**Goal of the exercise**
Without the pictures, copy the entries below word for word.

**Extracted information**
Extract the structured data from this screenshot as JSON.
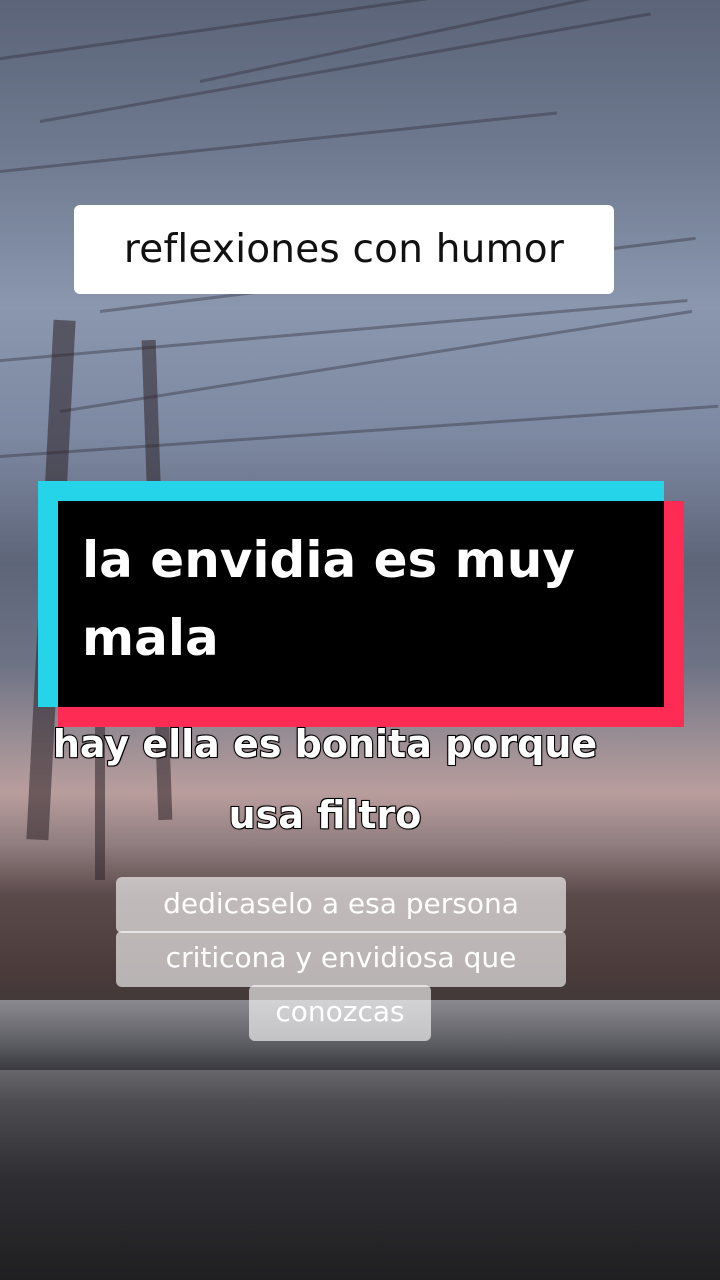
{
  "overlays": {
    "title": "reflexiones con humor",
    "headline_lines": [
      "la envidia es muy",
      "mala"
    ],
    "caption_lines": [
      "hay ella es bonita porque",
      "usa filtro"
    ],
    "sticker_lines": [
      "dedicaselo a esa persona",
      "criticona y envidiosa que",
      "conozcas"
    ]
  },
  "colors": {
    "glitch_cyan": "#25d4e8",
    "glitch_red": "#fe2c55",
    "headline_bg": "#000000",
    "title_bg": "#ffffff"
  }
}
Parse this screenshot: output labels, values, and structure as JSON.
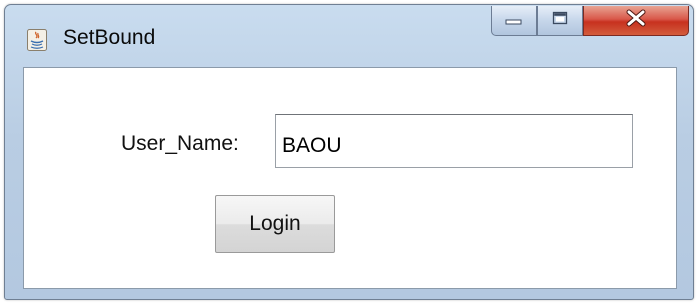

**Written solution**
Extract the structured data from this screenshot as JSON.
{
  "overlays": {
    "title": "reflexiones con humor",
    "headline_lines": [
      "la envidia es muy",
      "mala"
    ],
    "caption_lines": [
      "hay ella es bonita porque",
      "usa filtro"
    ],
    "sticker_lines": [
      "dedicaselo a esa persona",
      "criticona y envidiosa que",
      "conozcas"
    ]
  },
  "colors": {
    "glitch_cyan": "#25d4e8",
    "glitch_red": "#fe2c55",
    "headline_bg": "#000000",
    "title_bg": "#ffffff"
  }
}
Parse this screenshot: output labels, values, and structure as JSON.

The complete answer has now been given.